--- RECORD LIST ---
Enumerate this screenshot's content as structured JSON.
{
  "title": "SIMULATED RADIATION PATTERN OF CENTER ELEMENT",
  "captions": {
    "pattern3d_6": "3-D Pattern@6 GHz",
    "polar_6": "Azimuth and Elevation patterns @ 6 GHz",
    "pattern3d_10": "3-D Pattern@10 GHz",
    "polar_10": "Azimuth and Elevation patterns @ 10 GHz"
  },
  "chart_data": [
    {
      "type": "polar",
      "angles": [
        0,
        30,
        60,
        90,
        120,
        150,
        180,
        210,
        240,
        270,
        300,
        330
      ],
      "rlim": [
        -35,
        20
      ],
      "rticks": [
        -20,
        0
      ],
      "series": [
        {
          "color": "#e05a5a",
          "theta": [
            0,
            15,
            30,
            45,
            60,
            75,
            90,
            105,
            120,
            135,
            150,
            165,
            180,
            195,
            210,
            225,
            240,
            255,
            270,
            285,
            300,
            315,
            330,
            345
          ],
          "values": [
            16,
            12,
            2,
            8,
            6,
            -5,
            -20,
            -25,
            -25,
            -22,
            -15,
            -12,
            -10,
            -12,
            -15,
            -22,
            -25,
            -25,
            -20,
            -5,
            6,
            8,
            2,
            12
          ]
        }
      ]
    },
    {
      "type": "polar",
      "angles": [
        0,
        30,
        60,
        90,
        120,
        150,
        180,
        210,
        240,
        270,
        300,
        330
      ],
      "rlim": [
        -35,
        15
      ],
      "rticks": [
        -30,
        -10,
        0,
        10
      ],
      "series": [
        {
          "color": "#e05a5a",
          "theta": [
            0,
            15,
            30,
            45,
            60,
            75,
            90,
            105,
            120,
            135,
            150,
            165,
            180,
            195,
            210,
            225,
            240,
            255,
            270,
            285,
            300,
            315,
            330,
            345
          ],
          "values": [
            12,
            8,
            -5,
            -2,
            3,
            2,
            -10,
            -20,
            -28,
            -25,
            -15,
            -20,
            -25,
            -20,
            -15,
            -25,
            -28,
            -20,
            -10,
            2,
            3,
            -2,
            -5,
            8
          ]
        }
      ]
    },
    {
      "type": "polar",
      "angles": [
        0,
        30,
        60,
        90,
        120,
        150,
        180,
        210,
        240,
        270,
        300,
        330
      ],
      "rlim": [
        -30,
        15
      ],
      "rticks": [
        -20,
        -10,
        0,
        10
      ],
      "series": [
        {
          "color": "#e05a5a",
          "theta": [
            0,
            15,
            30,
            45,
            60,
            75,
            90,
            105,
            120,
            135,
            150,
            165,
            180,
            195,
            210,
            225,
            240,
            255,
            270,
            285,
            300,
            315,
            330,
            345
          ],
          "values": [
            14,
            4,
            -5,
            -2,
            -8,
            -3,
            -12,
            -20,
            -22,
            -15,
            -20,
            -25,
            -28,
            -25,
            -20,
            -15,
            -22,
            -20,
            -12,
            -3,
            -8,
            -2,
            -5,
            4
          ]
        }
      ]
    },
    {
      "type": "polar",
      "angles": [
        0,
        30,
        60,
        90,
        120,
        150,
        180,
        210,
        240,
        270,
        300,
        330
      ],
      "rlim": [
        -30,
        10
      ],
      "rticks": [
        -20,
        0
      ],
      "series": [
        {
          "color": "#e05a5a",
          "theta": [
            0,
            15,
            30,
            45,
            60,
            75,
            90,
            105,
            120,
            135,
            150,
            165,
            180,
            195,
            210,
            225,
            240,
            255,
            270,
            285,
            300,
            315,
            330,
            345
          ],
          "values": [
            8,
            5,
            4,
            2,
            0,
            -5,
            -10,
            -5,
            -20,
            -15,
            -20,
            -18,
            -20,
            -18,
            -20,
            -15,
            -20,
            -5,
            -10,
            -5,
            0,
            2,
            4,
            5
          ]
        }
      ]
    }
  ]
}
---
--- WHAT TO WORK ON ---
Give the material above again, word for word.

--- WRITTEN SOLUTION ---
Enumerate this screenshot's content as structured JSON.
{
  "title": "SIMULATED RADIATION PATTERN OF CENTER ELEMENT",
  "captions": {
    "pattern3d_6": "3-D Pattern@6 GHz",
    "polar_6": "Azimuth and Elevation patterns @ 6 GHz",
    "pattern3d_10": "3-D Pattern@10 GHz",
    "polar_10": "Azimuth and Elevation patterns @ 10 GHz"
  },
  "chart_data": [
    {
      "type": "polar",
      "angles": [
        0,
        30,
        60,
        90,
        120,
        150,
        180,
        210,
        240,
        270,
        300,
        330
      ],
      "rlim": [
        -35,
        20
      ],
      "rticks": [
        -20,
        0
      ],
      "series": [
        {
          "color": "#e05a5a",
          "theta": [
            0,
            15,
            30,
            45,
            60,
            75,
            90,
            105,
            120,
            135,
            150,
            165,
            180,
            195,
            210,
            225,
            240,
            255,
            270,
            285,
            300,
            315,
            330,
            345
          ],
          "values": [
            16,
            12,
            2,
            8,
            6,
            -5,
            -20,
            -25,
            -25,
            -22,
            -15,
            -12,
            -10,
            -12,
            -15,
            -22,
            -25,
            -25,
            -20,
            -5,
            6,
            8,
            2,
            12
          ]
        }
      ]
    },
    {
      "type": "polar",
      "angles": [
        0,
        30,
        60,
        90,
        120,
        150,
        180,
        210,
        240,
        270,
        300,
        330
      ],
      "rlim": [
        -35,
        15
      ],
      "rticks": [
        -30,
        -10,
        0,
        10
      ],
      "series": [
        {
          "color": "#e05a5a",
          "theta": [
            0,
            15,
            30,
            45,
            60,
            75,
            90,
            105,
            120,
            135,
            150,
            165,
            180,
            195,
            210,
            225,
            240,
            255,
            270,
            285,
            300,
            315,
            330,
            345
          ],
          "values": [
            12,
            8,
            -5,
            -2,
            3,
            2,
            -10,
            -20,
            -28,
            -25,
            -15,
            -20,
            -25,
            -20,
            -15,
            -25,
            -28,
            -20,
            -10,
            2,
            3,
            -2,
            -5,
            8
          ]
        }
      ]
    },
    {
      "type": "polar",
      "angles": [
        0,
        30,
        60,
        90,
        120,
        150,
        180,
        210,
        240,
        270,
        300,
        330
      ],
      "rlim": [
        -30,
        15
      ],
      "rticks": [
        -20,
        -10,
        0,
        10
      ],
      "series": [
        {
          "color": "#e05a5a",
          "theta": [
            0,
            15,
            30,
            45,
            60,
            75,
            90,
            105,
            120,
            135,
            150,
            165,
            180,
            195,
            210,
            225,
            240,
            255,
            270,
            285,
            300,
            315,
            330,
            345
          ],
          "values": [
            14,
            4,
            -5,
            -2,
            -8,
            -3,
            -12,
            -20,
            -22,
            -15,
            -20,
            -25,
            -28,
            -25,
            -20,
            -15,
            -22,
            -20,
            -12,
            -3,
            -8,
            -2,
            -5,
            4
          ]
        }
      ]
    },
    {
      "type": "polar",
      "angles": [
        0,
        30,
        60,
        90,
        120,
        150,
        180,
        210,
        240,
        270,
        300,
        330
      ],
      "rlim": [
        -30,
        10
      ],
      "rticks": [
        -20,
        0
      ],
      "series": [
        {
          "color": "#e05a5a",
          "theta": [
            0,
            15,
            30,
            45,
            60,
            75,
            90,
            105,
            120,
            135,
            150,
            165,
            180,
            195,
            210,
            225,
            240,
            255,
            270,
            285,
            300,
            315,
            330,
            345
          ],
          "values": [
            8,
            5,
            4,
            2,
            0,
            -5,
            -10,
            -5,
            -20,
            -15,
            -20,
            -18,
            -20,
            -18,
            -20,
            -15,
            -20,
            -5,
            -10,
            -5,
            0,
            2,
            4,
            5
          ]
        }
      ]
    }
  ]
}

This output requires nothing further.